■ TASK REQUIREMENTS:
Copy the records exactly, every one of them.

Source records
____________

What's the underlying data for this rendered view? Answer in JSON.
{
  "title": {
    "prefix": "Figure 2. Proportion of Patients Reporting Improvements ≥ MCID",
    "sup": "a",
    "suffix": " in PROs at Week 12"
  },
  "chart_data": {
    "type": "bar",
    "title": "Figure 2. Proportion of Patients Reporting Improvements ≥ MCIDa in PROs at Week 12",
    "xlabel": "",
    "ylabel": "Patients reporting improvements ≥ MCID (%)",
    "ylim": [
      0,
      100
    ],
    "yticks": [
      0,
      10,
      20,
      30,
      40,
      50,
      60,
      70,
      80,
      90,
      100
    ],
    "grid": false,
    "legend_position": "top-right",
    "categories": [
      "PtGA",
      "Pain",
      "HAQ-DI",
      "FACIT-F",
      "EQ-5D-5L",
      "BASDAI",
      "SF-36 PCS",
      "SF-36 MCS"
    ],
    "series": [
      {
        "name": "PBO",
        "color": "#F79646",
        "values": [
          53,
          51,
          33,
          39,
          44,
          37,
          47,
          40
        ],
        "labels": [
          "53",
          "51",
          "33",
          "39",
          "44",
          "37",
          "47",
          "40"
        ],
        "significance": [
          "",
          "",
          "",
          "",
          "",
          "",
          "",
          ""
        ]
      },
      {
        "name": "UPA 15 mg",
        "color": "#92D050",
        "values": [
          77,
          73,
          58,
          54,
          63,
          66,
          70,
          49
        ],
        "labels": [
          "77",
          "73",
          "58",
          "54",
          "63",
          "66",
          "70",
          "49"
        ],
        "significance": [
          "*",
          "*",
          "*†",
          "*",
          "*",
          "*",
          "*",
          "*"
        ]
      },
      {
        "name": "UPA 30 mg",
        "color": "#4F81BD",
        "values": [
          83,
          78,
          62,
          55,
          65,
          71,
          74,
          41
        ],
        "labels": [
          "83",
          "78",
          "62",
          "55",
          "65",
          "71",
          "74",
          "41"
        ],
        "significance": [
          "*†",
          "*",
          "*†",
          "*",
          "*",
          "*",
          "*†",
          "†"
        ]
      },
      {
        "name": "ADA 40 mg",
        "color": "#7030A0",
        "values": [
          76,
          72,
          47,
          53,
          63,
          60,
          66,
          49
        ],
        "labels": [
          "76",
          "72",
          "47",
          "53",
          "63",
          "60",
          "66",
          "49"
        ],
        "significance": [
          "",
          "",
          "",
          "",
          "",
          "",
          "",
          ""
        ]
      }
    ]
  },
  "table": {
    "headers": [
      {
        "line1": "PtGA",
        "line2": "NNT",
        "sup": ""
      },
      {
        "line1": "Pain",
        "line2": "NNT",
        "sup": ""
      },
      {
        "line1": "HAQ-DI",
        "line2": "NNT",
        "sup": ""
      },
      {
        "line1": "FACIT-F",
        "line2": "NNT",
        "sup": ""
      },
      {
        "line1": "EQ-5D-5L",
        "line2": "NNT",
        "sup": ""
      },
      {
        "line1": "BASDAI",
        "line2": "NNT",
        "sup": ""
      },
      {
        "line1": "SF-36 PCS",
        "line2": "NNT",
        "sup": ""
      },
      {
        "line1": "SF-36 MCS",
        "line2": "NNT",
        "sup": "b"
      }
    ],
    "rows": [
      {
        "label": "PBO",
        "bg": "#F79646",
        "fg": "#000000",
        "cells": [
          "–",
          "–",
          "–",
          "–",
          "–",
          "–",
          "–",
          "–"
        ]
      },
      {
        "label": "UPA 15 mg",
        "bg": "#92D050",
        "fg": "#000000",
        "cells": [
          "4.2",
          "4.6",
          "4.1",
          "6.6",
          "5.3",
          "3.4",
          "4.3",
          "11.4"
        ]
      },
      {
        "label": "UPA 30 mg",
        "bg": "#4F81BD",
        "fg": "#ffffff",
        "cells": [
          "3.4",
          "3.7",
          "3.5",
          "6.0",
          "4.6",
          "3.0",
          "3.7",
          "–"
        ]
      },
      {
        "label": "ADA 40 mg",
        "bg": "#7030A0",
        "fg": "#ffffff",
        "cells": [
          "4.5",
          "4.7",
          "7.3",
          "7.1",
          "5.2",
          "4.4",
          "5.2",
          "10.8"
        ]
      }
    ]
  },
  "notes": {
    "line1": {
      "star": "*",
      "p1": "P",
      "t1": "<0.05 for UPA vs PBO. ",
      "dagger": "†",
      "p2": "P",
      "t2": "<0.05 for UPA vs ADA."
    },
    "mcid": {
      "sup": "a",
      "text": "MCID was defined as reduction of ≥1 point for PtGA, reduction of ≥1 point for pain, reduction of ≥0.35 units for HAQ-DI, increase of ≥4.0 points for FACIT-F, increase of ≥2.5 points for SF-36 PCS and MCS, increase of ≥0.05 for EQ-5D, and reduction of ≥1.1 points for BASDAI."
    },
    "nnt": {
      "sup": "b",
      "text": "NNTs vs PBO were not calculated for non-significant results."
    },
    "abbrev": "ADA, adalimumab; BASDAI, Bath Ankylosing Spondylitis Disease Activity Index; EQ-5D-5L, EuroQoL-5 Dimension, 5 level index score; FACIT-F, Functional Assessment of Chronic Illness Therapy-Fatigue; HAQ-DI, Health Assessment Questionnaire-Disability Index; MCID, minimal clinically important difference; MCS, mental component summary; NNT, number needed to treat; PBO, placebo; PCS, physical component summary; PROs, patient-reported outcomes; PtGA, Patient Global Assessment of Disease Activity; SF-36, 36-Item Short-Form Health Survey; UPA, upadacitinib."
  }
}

____________

■ SOLUTION TO THE EXERCISE:
What's the underlying data for this rendered view? Answer in JSON.
{
  "title": {
    "prefix": "Figure 2. Proportion of Patients Reporting Improvements ≥ MCID",
    "sup": "a",
    "suffix": " in PROs at Week 12"
  },
  "chart_data": {
    "type": "bar",
    "title": "Figure 2. Proportion of Patients Reporting Improvements ≥ MCIDa in PROs at Week 12",
    "xlabel": "",
    "ylabel": "Patients reporting improvements ≥ MCID (%)",
    "ylim": [
      0,
      100
    ],
    "yticks": [
      0,
      10,
      20,
      30,
      40,
      50,
      60,
      70,
      80,
      90,
      100
    ],
    "grid": false,
    "legend_position": "top-right",
    "categories": [
      "PtGA",
      "Pain",
      "HAQ-DI",
      "FACIT-F",
      "EQ-5D-5L",
      "BASDAI",
      "SF-36 PCS",
      "SF-36 MCS"
    ],
    "series": [
      {
        "name": "PBO",
        "color": "#F79646",
        "values": [
          53,
          51,
          33,
          39,
          44,
          37,
          47,
          40
        ],
        "labels": [
          "53",
          "51",
          "33",
          "39",
          "44",
          "37",
          "47",
          "40"
        ],
        "significance": [
          "",
          "",
          "",
          "",
          "",
          "",
          "",
          ""
        ]
      },
      {
        "name": "UPA 15 mg",
        "color": "#92D050",
        "values": [
          77,
          73,
          58,
          54,
          63,
          66,
          70,
          49
        ],
        "labels": [
          "77",
          "73",
          "58",
          "54",
          "63",
          "66",
          "70",
          "49"
        ],
        "significance": [
          "*",
          "*",
          "*†",
          "*",
          "*",
          "*",
          "*",
          "*"
        ]
      },
      {
        "name": "UPA 30 mg",
        "color": "#4F81BD",
        "values": [
          83,
          78,
          62,
          55,
          65,
          71,
          74,
          41
        ],
        "labels": [
          "83",
          "78",
          "62",
          "55",
          "65",
          "71",
          "74",
          "41"
        ],
        "significance": [
          "*†",
          "*",
          "*†",
          "*",
          "*",
          "*",
          "*†",
          "†"
        ]
      },
      {
        "name": "ADA 40 mg",
        "color": "#7030A0",
        "values": [
          76,
          72,
          47,
          53,
          63,
          60,
          66,
          49
        ],
        "labels": [
          "76",
          "72",
          "47",
          "53",
          "63",
          "60",
          "66",
          "49"
        ],
        "significance": [
          "",
          "",
          "",
          "",
          "",
          "",
          "",
          ""
        ]
      }
    ]
  },
  "table": {
    "headers": [
      {
        "line1": "PtGA",
        "line2": "NNT",
        "sup": ""
      },
      {
        "line1": "Pain",
        "line2": "NNT",
        "sup": ""
      },
      {
        "line1": "HAQ-DI",
        "line2": "NNT",
        "sup": ""
      },
      {
        "line1": "FACIT-F",
        "line2": "NNT",
        "sup": ""
      },
      {
        "line1": "EQ-5D-5L",
        "line2": "NNT",
        "sup": ""
      },
      {
        "line1": "BASDAI",
        "line2": "NNT",
        "sup": ""
      },
      {
        "line1": "SF-36 PCS",
        "line2": "NNT",
        "sup": ""
      },
      {
        "line1": "SF-36 MCS",
        "line2": "NNT",
        "sup": "b"
      }
    ],
    "rows": [
      {
        "label": "PBO",
        "bg": "#F79646",
        "fg": "#000000",
        "cells": [
          "–",
          "–",
          "–",
          "–",
          "–",
          "–",
          "–",
          "–"
        ]
      },
      {
        "label": "UPA 15 mg",
        "bg": "#92D050",
        "fg": "#000000",
        "cells": [
          "4.2",
          "4.6",
          "4.1",
          "6.6",
          "5.3",
          "3.4",
          "4.3",
          "11.4"
        ]
      },
      {
        "label": "UPA 30 mg",
        "bg": "#4F81BD",
        "fg": "#ffffff",
        "cells": [
          "3.4",
          "3.7",
          "3.5",
          "6.0",
          "4.6",
          "3.0",
          "3.7",
          "–"
        ]
      },
      {
        "label": "ADA 40 mg",
        "bg": "#7030A0",
        "fg": "#ffffff",
        "cells": [
          "4.5",
          "4.7",
          "7.3",
          "7.1",
          "5.2",
          "4.4",
          "5.2",
          "10.8"
        ]
      }
    ]
  },
  "notes": {
    "line1": {
      "star": "*",
      "p1": "P",
      "t1": "<0.05 for UPA vs PBO. ",
      "dagger": "†",
      "p2": "P",
      "t2": "<0.05 for UPA vs ADA."
    },
    "mcid": {
      "sup": "a",
      "text": "MCID was defined as reduction of ≥1 point for PtGA, reduction of ≥1 point for pain, reduction of ≥0.35 units for HAQ-DI, increase of ≥4.0 points for FACIT-F, increase of ≥2.5 points for SF-36 PCS and MCS, increase of ≥0.05 for EQ-5D, and reduction of ≥1.1 points for BASDAI."
    },
    "nnt": {
      "sup": "b",
      "text": "NNTs vs PBO were not calculated for non-significant results."
    },
    "abbrev": "ADA, adalimumab; BASDAI, Bath Ankylosing Spondylitis Disease Activity Index; EQ-5D-5L, EuroQoL-5 Dimension, 5 level index score; FACIT-F, Functional Assessment of Chronic Illness Therapy-Fatigue; HAQ-DI, Health Assessment Questionnaire-Disability Index; MCID, minimal clinically important difference; MCS, mental component summary; NNT, number needed to treat; PBO, placebo; PCS, physical component summary; PROs, patient-reported outcomes; PtGA, Patient Global Assessment of Disease Activity; SF-36, 36-Item Short-Form Health Survey; UPA, upadacitinib."
  }
}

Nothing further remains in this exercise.